> Challenge: Find each line with the string "月考试日程" and copy it.

> Dataset records:
════════

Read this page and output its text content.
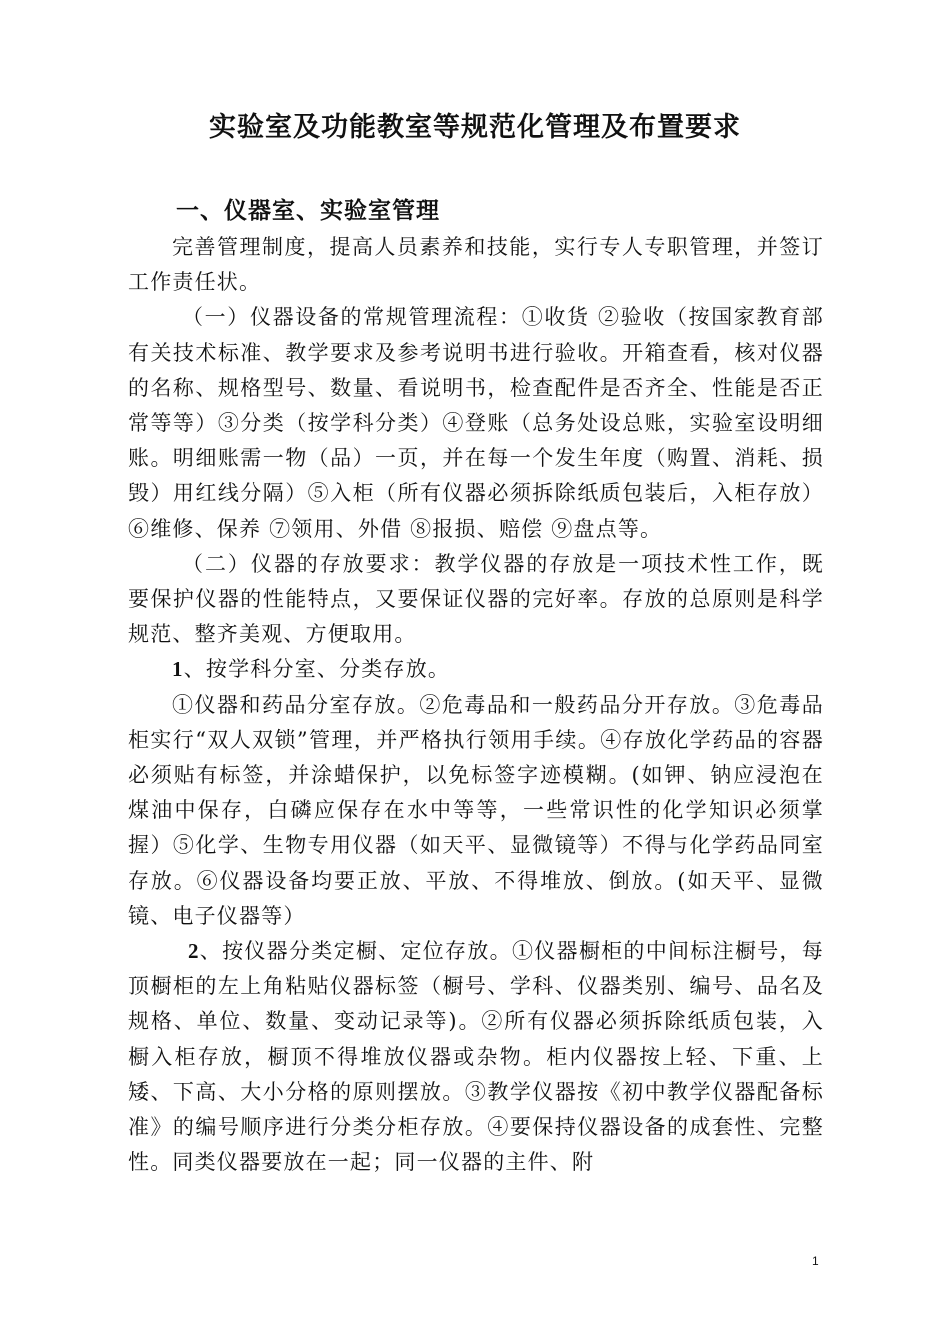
实验室及功能教室等规范化管理及布置要求
一、仪器室、实验室管理

完善管理制度，提高人员素养和技能，实行专人专职管理，并签订工作责任状。

（一）仪器设备的常规管理流程：①收货 ②验收（按国家教育部有关技术标准、教学要求及参考说明书进行验收。开箱查看，核对仪器的名称、规格型号、数量、看说明书，检查配件是否齐全、性能是否正常等等）③分类（按学科分类）④登账（总务处设总账，实验室设明细账。明细账需一物（品）一页，并在每一个发生年度（购置、消耗、损毁）用红线分隔）⑤入柜（所有仪器必须拆除纸质包装后，入柜存放）⑥维修、保养 ⑦领用、外借 ⑧报损、赔偿 ⑨盘点等。

（二）仪器的存放要求：教学仪器的存放是一项技术性工作，既要保护仪器的性能特点，又要保证仪器的完好率。存放的总原则是科学规范、整齐美观、方便取用。

1、按学科分室、分类存放。

①仪器和药品分室存放。②危毒品和一般药品分开存放。③危毒品柜实行“双人双锁”管理，并严格执行领用手续。④存放化学药品的容器必须贴有标签，并涂蜡保护，以免标签字迹模糊。(如钾、钠应浸泡在煤油中保存，白磷应保存在水中等等，一些常识性的化学知识必须掌握）⑤化学、生物专用仪器（如天平、显微镜等）不得与化学药品同室存放。⑥仪器设备均要正放、平放、不得堆放、倒放。(如天平、显微镜、电子仪器等）

2、按仪器分类定橱、定位存放。①仪器橱柜的中间标注橱号，每顶橱柜的左上角粘贴仪器标签（橱号、学科、仪器类别、编号、品名及规格、单位、数量、变动记录等)。②所有仪器必须拆除纸质包装，入橱入柜存放，橱顶不得堆放仪器或杂物。柜内仪器按上轻、下重、上矮、下高、大小分格的原则摆放。③教学仪器按《初中教学仪器配备标准》的编号顺序进行分类分柜存放。④要保持仪器设备的成套性、完整性。同类仪器要放在一起；同一仪器的主件、附

1
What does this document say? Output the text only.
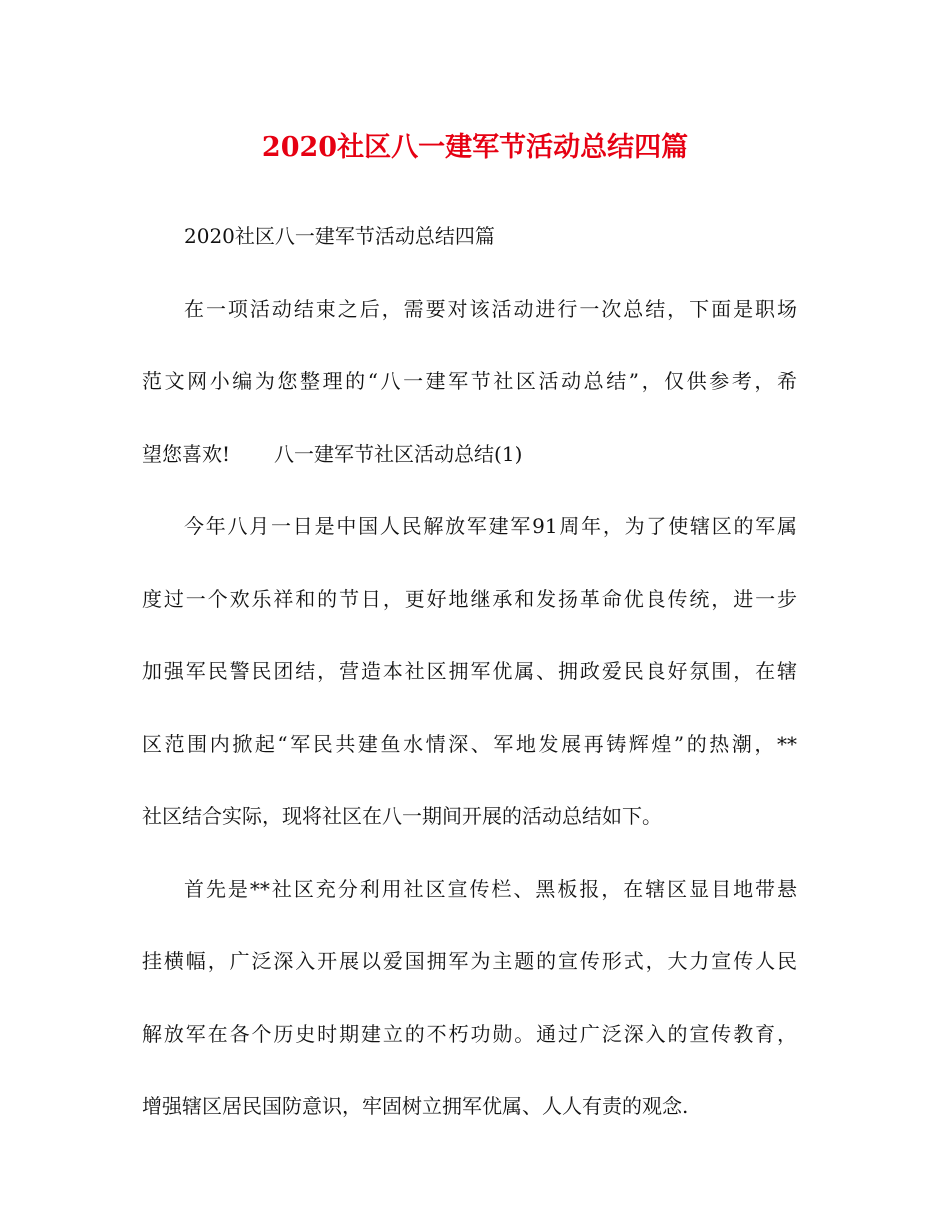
2020社区八一建军节活动总结四篇
2020社区八一建军节活动总结四篇
在一项活动结束之后，需要对该活动进行一次总结，下面是职场
范文网小编为您整理的“八一建军节社区活动总结”，仅供参考，希
望您喜欢! 八一建军节社区活动总结(1)
今年八月一日是中国人民解放军建军91周年，为了使辖区的军属
度过一个欢乐祥和的节日，更好地继承和发扬革命优良传统，进一步
加强军民警民团结，营造本社区拥军优属、拥政爱民良好氛围，在辖
区范围内掀起“军民共建鱼水情深、军地发展再铸辉煌”的热潮，**
社区结合实际，现将社区在八一期间开展的活动总结如下。
首先是**社区充分利用社区宣传栏、黑板报，在辖区显目地带悬
挂横幅，广泛深入开展以爱国拥军为主题的宣传形式，大力宣传人民
解放军在各个历史时期建立的不朽功勋。通过广泛深入的宣传教育，
增强辖区居民国防意识，牢固树立拥军优属、人人有责的观念.
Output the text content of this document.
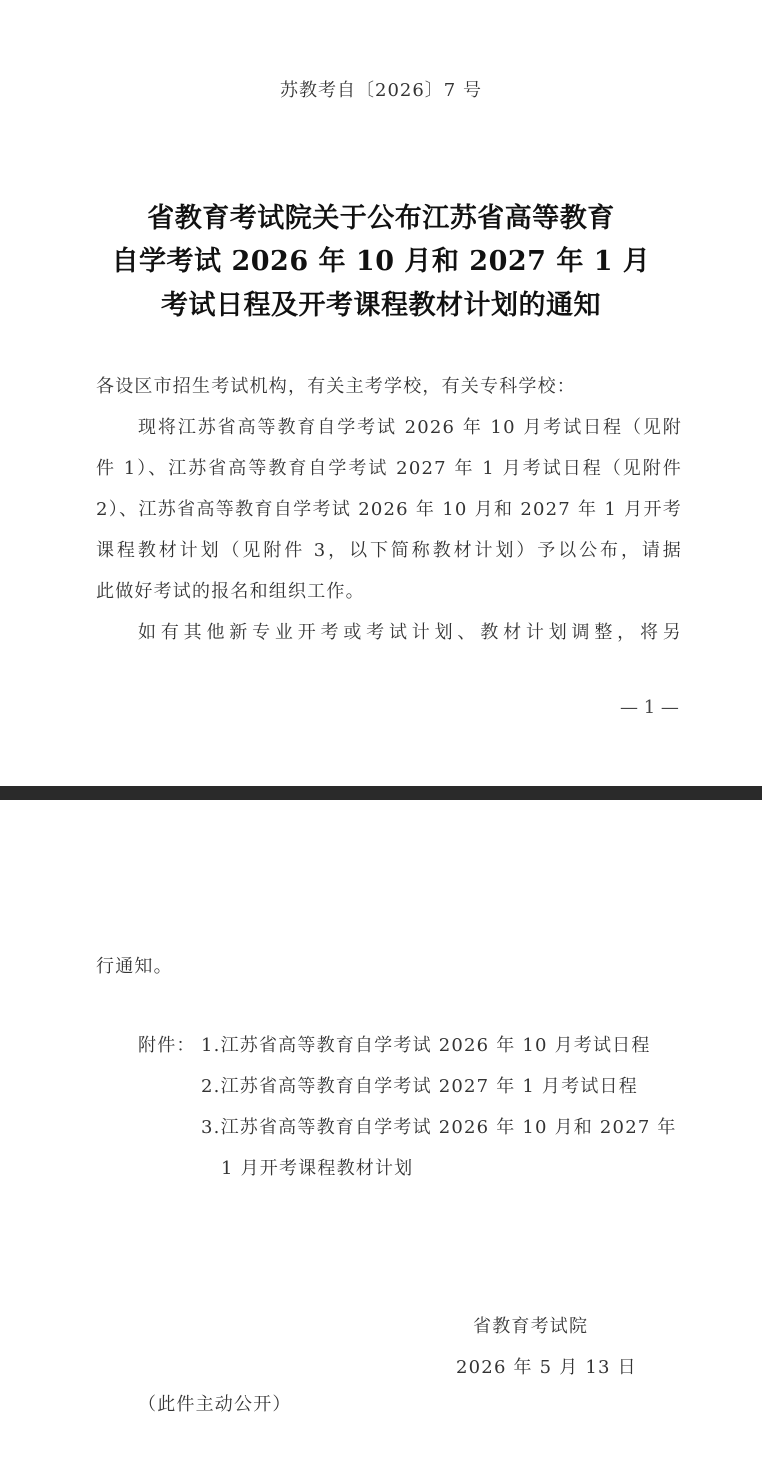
苏教考自〔2026〕7 号
省教育考试院关于公布江苏省高等教育
自学考试 2026 年 10 月和 2027 年 1 月
考试日程及开考课程教材计划的通知
各设区市招生考试机构，有关主考学校，有关专科学校：
现将江苏省高等教育自学考试 2026 年 10 月考试日程（见附
件 1）、江苏省高等教育自学考试 2027 年 1 月考试日程（见附件
2）、江苏省高等教育自学考试 2026 年 10 月和 2027 年 1 月开考
课程教材计划（见附件 3，以下简称教材计划）予以公布，请据
此做好考试的报名和组织工作。
如有其他新专业开考或考试计划、教材计划调整，将另
— 1 —
行通知。
附件： 1.江苏省高等教育自学考试 2026 年 10 月考试日程
2.江苏省高等教育自学考试 2027 年 1 月考试日程
3.江苏省高等教育自学考试 2026 年 10 月和 2027 年
1 月开考课程教材计划
省教育考试院
2026 年 5 月 13 日
（此件主动公开）
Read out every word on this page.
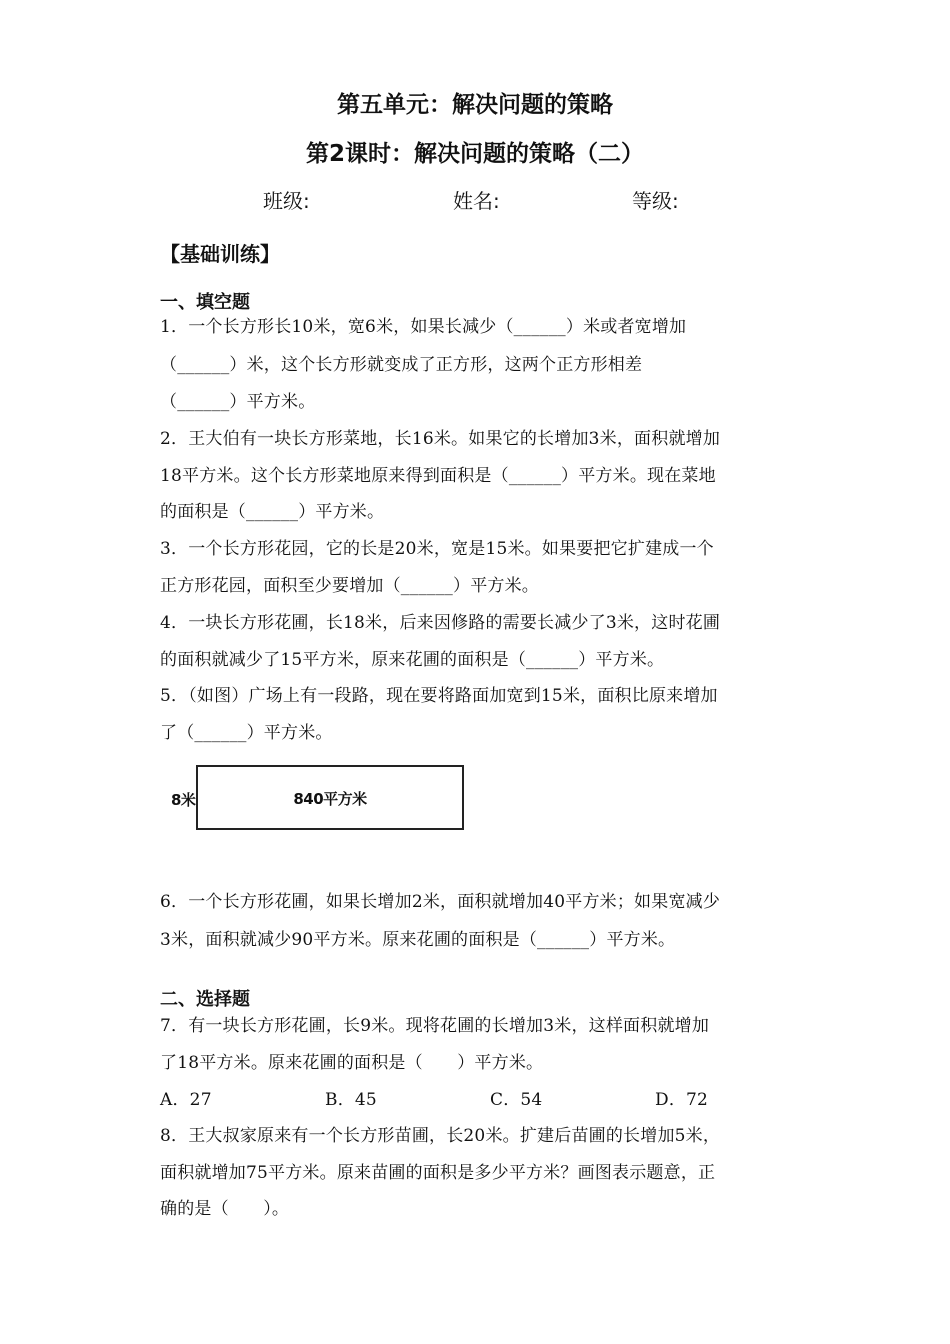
第五单元：解决问题的策略
第2课时：解决问题的策略（二）
班级:	姓名:	等级:
【基础训练】
一、填空题
1．一个长方形长10米，宽6米，如果长减少（______）米或者宽增加
（______）米，这个长方形就变成了正方形，这两个正方形相差
（______）平方米。
2．王大伯有一块长方形菜地，长16米。如果它的长增加3米，面积就增加
18平方米。这个长方形菜地原来得到面积是（______）平方米。现在菜地
的面积是（______）平方米。
3．一个长方形花园，它的长是20米，宽是15米。如果要把它扩建成一个
正方形花园，面积至少要增加（______）平方米。
4．一块长方形花圃，长18米，后来因修路的需要长减少了3米，这时花圃
的面积就减少了15平方米，原来花圃的面积是（______）平方米。
5．（如图）广场上有一段路，现在要将路面加宽到15米，面积比原来增加
了（______）平方米。
8米	840平方米
6．一个长方形花圃，如果长增加2米，面积就增加40平方米；如果宽减少
3米，面积就减少90平方米。原来花圃的面积是（______）平方米。
二、选择题
7．有一块长方形花圃，长9米。现将花圃的长增加3米，这样面积就增加
了18平方米。原来花圃的面积是（　　）平方米。
A．27	B．45	C．54	D．72
8．王大叔家原来有一个长方形苗圃，长20米。扩建后苗圃的长增加5米，
面积就增加75平方米。原来苗圃的面积是多少平方米？画图表示题意，正
确的是（　　）。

════════

> Result of the task:
现将江苏省高等教育自学考试 2026 年 10 月考试日程（见附
件 1）、江苏省高等教育自学考试 2027 年 1 月考试日程（见附件
附件： 1.江苏省高等教育自学考试 2026 年 10 月考试日程
2.江苏省高等教育自学考试 2027 年 1 月考试日程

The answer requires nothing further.